## Aim
From the entries below, work out the number of lines that hold the word "ylabel", and give that number alone.

↓

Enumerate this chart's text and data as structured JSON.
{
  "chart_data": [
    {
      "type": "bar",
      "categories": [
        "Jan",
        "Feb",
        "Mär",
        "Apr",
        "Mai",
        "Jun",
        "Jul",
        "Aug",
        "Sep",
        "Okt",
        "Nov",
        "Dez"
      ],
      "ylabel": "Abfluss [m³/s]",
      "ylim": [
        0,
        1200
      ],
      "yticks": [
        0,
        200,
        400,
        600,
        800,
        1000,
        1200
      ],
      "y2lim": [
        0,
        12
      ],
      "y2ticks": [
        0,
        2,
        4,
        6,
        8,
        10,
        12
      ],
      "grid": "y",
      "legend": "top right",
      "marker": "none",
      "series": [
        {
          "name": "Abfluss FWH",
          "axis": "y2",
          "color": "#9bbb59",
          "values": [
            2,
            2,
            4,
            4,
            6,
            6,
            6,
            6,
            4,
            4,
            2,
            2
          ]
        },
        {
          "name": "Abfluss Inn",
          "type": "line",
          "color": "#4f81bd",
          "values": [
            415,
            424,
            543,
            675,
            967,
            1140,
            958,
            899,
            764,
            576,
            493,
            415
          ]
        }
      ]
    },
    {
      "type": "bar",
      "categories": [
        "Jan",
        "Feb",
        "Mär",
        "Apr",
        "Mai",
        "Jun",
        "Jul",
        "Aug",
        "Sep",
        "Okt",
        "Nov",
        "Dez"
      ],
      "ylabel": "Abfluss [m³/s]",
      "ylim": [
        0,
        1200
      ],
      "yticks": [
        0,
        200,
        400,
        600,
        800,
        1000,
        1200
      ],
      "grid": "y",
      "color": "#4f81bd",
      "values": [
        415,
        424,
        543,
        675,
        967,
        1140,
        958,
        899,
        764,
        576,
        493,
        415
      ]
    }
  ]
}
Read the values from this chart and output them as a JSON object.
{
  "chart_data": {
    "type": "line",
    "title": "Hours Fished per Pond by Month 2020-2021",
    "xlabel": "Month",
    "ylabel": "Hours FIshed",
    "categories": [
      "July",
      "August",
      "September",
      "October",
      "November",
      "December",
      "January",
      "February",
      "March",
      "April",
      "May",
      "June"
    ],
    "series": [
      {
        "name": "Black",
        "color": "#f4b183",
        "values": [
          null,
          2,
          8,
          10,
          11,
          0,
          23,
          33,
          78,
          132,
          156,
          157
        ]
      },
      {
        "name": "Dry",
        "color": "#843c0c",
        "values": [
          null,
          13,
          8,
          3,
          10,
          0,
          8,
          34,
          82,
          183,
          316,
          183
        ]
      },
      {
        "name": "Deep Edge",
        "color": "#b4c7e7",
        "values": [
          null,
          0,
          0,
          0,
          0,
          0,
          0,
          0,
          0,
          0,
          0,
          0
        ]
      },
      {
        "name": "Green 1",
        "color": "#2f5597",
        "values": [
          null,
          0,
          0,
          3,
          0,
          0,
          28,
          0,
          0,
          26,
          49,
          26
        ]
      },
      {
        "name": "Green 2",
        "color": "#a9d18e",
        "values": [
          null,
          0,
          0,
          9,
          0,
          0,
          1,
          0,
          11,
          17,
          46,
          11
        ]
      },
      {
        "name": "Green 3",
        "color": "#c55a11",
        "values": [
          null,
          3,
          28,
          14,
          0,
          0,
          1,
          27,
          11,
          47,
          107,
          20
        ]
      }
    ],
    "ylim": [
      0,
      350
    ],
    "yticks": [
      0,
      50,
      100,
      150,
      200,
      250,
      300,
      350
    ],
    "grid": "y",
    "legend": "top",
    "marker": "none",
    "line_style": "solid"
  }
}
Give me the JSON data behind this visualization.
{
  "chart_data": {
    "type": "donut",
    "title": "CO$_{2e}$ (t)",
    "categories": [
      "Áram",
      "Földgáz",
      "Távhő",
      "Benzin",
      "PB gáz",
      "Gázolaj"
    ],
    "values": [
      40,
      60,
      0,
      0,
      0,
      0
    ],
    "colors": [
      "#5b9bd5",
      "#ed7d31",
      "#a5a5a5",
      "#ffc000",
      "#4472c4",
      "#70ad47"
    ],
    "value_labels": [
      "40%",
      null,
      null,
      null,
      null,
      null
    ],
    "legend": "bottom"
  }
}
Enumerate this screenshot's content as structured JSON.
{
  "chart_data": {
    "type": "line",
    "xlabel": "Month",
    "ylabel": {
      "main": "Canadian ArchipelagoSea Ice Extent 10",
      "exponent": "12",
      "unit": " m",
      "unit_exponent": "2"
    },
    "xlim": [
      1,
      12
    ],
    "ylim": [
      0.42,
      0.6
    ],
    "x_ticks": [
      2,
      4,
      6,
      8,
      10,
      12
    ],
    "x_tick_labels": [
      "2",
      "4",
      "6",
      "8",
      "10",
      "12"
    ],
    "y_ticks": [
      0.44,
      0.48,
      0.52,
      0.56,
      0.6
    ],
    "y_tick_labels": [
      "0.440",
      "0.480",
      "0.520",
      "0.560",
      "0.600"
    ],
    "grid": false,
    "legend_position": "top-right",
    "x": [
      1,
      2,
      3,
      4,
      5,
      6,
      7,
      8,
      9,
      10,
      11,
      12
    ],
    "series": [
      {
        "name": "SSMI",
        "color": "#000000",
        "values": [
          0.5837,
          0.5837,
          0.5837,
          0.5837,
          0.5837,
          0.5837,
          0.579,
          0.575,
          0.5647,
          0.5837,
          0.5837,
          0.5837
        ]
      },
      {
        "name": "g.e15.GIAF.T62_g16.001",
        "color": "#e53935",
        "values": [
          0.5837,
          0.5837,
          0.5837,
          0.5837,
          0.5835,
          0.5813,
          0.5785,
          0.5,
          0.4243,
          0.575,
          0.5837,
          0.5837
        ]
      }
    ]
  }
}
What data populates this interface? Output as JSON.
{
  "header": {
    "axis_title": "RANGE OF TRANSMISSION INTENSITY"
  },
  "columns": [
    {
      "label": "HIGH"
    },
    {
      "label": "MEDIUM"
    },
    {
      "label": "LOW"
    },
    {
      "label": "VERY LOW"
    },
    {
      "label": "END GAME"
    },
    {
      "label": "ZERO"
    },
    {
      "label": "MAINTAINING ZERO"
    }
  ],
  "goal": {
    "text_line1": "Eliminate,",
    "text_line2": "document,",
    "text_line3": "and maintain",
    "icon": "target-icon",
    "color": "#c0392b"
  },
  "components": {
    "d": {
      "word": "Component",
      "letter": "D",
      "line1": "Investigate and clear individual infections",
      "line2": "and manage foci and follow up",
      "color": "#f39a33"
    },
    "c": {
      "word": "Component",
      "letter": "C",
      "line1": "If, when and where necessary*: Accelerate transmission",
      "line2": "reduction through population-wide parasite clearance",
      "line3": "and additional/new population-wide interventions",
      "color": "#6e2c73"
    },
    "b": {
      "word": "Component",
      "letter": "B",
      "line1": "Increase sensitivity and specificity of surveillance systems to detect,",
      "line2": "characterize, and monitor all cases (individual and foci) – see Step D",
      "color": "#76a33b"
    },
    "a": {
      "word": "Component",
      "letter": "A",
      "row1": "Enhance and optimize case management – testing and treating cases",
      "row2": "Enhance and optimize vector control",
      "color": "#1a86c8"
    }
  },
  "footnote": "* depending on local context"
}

↑

## Answer for the task
4